* **Data entries**:
— Begin —

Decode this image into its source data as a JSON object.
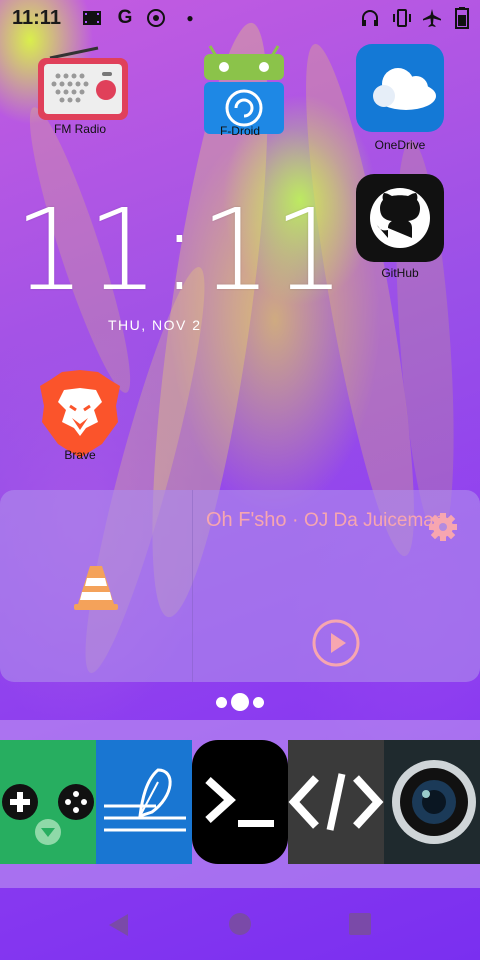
{
  "status_bar": {
    "time": "11:11",
    "left_icons": [
      "film-icon",
      "google-icon",
      "mail-icon",
      "dot-icon"
    ],
    "right_icons": [
      "headphones-icon",
      "vibrate-icon",
      "airplane-icon",
      "battery-icon"
    ]
  },
  "apps": [
    {
      "name": "fm-radio",
      "label": "FM Radio",
      "icon": "radio-icon"
    },
    {
      "name": "f-droid",
      "label": "F-Droid",
      "icon": "f-droid-icon"
    },
    {
      "name": "onedrive",
      "label": "OneDrive",
      "icon": "cloud-icon"
    },
    {
      "name": "github",
      "label": "GitHub",
      "icon": "github-icon"
    },
    {
      "name": "brave",
      "label": "Brave",
      "icon": "brave-lion-icon"
    }
  ],
  "clock": {
    "time": "11:11",
    "date": "THU, NOV 2"
  },
  "media_widget": {
    "song": "Oh F'sho",
    "separator": "·",
    "artist": "OJ Da Juiceman",
    "app_icon": "vlc-cone-icon",
    "play_icon": "play-icon",
    "settings_icon": "gear-icon"
  },
  "dock": [
    "gamepad-icon",
    "quill-icon",
    "terminal-icon",
    "code-icon",
    "camera-icon"
  ],
  "navigation": [
    "back-icon",
    "home-icon",
    "recents-icon"
  ],
  "colors": {
    "widget_text": "#f7a6b0",
    "accent_wallpaper": "#8c3cf0"
  }
}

— End —

* **WHAT YOU WILL DO**: Output, exactly, all the records above; include no pictures.

* **TASK OUTPUT**:
Decode this image into its source data as a JSON object.
{
  "status_bar": {
    "time": "11:11",
    "left_icons": [
      "film-icon",
      "google-icon",
      "mail-icon",
      "dot-icon"
    ],
    "right_icons": [
      "headphones-icon",
      "vibrate-icon",
      "airplane-icon",
      "battery-icon"
    ]
  },
  "apps": [
    {
      "name": "fm-radio",
      "label": "FM Radio",
      "icon": "radio-icon"
    },
    {
      "name": "f-droid",
      "label": "F-Droid",
      "icon": "f-droid-icon"
    },
    {
      "name": "onedrive",
      "label": "OneDrive",
      "icon": "cloud-icon"
    },
    {
      "name": "github",
      "label": "GitHub",
      "icon": "github-icon"
    },
    {
      "name": "brave",
      "label": "Brave",
      "icon": "brave-lion-icon"
    }
  ],
  "clock": {
    "time": "11:11",
    "date": "THU, NOV 2"
  },
  "media_widget": {
    "song": "Oh F'sho",
    "separator": "·",
    "artist": "OJ Da Juiceman",
    "app_icon": "vlc-cone-icon",
    "play_icon": "play-icon",
    "settings_icon": "gear-icon"
  },
  "dock": [
    "gamepad-icon",
    "quill-icon",
    "terminal-icon",
    "code-icon",
    "camera-icon"
  ],
  "navigation": [
    "back-icon",
    "home-icon",
    "recents-icon"
  ],
  "colors": {
    "widget_text": "#f7a6b0",
    "accent_wallpaper": "#8c3cf0"
  }
}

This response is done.